Collect every line of the records below that contains the word "ylabel".

(Rows from a dataset)
○ ○ ○ ○ ○

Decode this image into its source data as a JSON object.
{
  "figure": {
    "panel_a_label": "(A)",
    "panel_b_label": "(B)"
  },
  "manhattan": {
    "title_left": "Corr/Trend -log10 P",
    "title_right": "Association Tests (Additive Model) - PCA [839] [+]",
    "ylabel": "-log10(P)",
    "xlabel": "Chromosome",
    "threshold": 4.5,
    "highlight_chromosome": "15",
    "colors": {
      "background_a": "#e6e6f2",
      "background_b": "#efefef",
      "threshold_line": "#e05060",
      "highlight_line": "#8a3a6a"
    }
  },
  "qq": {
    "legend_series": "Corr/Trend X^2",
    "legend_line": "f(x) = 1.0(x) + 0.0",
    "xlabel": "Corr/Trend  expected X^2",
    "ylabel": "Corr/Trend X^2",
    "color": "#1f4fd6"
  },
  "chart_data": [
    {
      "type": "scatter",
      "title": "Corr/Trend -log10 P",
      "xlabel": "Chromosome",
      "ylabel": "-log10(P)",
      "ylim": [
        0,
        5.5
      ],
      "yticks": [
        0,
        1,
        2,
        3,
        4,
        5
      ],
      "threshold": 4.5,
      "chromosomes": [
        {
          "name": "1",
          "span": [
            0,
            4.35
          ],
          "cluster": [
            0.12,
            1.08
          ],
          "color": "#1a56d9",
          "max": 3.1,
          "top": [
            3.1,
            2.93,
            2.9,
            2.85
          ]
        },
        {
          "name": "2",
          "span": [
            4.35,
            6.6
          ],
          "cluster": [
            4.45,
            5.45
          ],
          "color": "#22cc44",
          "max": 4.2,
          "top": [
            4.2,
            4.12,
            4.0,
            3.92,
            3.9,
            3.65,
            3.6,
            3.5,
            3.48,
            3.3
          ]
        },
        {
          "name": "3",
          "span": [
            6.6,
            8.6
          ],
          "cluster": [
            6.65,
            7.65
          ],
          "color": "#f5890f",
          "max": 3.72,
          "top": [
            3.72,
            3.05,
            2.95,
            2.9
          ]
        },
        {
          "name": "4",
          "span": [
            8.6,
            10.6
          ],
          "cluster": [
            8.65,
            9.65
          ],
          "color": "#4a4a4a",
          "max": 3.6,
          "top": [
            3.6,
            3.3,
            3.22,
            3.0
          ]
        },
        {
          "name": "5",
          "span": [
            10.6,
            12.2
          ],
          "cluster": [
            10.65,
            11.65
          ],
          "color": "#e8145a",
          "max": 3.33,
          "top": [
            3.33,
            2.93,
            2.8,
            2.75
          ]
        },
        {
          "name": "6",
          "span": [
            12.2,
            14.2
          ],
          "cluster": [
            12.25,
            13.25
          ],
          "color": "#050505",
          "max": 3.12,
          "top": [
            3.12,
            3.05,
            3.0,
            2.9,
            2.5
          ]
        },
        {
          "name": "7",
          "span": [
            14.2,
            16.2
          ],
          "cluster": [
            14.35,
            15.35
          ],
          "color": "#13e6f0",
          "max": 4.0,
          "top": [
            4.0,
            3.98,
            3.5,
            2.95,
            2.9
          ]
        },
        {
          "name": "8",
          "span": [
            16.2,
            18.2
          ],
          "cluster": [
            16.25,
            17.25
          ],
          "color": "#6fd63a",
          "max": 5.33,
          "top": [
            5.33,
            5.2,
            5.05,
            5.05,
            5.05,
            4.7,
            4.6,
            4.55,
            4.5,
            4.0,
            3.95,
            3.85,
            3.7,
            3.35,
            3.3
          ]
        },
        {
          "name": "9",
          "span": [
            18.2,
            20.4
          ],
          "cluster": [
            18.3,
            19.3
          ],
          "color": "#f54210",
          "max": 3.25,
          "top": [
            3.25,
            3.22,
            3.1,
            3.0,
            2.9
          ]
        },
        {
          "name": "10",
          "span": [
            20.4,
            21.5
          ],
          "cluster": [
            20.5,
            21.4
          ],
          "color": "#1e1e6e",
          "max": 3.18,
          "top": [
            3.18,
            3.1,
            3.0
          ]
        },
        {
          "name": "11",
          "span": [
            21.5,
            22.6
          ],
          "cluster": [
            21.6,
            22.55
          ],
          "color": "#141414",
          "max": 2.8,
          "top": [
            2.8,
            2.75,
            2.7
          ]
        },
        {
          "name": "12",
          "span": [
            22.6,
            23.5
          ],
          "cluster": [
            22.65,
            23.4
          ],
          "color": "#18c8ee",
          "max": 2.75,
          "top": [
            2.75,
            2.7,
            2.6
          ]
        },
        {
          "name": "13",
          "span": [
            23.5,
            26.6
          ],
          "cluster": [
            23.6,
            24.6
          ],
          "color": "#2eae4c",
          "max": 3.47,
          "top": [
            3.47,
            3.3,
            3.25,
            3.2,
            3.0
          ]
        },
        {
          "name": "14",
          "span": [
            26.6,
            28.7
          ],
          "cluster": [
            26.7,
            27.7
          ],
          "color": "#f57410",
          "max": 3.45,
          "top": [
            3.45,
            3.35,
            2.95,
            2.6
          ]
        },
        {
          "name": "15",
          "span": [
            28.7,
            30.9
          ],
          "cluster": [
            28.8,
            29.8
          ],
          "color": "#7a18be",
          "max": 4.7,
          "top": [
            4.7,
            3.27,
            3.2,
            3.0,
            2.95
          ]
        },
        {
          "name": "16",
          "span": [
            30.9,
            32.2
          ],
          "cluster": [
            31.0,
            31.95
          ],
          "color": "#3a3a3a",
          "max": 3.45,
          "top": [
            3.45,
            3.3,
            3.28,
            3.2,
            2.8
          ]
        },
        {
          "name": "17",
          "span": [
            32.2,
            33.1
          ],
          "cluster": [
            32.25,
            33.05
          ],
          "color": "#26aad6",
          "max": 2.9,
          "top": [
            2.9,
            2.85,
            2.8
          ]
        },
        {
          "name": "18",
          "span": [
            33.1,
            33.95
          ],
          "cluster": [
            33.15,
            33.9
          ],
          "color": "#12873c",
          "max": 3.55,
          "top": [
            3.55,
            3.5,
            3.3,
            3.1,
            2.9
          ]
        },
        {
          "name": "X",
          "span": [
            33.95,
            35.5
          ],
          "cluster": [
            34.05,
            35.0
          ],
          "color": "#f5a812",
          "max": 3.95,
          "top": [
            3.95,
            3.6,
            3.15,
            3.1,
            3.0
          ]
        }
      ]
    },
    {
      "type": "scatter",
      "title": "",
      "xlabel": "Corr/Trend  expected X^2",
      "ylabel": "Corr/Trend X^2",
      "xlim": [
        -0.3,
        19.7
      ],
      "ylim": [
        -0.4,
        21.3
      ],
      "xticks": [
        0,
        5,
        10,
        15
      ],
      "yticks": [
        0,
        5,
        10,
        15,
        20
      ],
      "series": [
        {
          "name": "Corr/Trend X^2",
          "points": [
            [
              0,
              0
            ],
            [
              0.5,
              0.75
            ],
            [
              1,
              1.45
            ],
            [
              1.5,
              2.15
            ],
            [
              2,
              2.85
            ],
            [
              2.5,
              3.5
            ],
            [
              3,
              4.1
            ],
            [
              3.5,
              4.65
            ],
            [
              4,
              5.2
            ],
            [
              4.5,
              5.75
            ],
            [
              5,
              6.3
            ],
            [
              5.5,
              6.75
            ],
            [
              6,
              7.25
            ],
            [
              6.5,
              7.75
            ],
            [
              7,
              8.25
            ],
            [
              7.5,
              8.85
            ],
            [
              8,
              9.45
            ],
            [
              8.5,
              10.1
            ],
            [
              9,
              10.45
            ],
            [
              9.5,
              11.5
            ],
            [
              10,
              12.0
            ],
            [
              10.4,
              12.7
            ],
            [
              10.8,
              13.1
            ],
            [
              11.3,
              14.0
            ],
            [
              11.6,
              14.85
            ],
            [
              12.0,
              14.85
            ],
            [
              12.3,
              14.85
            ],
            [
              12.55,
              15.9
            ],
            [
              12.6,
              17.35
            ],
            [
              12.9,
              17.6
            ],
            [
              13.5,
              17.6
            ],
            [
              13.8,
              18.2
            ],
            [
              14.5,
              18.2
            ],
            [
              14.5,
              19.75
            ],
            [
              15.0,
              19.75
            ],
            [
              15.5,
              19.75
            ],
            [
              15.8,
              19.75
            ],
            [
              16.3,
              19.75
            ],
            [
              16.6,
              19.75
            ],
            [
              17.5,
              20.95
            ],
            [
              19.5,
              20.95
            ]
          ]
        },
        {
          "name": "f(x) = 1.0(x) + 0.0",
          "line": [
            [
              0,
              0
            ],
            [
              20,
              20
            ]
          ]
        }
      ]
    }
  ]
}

○ ○ ○ ○ ○

→ Answer below:
    "ylabel": "-log10(P)",
    "ylabel": "Corr/Trend X^2",
      "ylabel": "-log10(P)",
      "ylabel": "Corr/Trend X^2",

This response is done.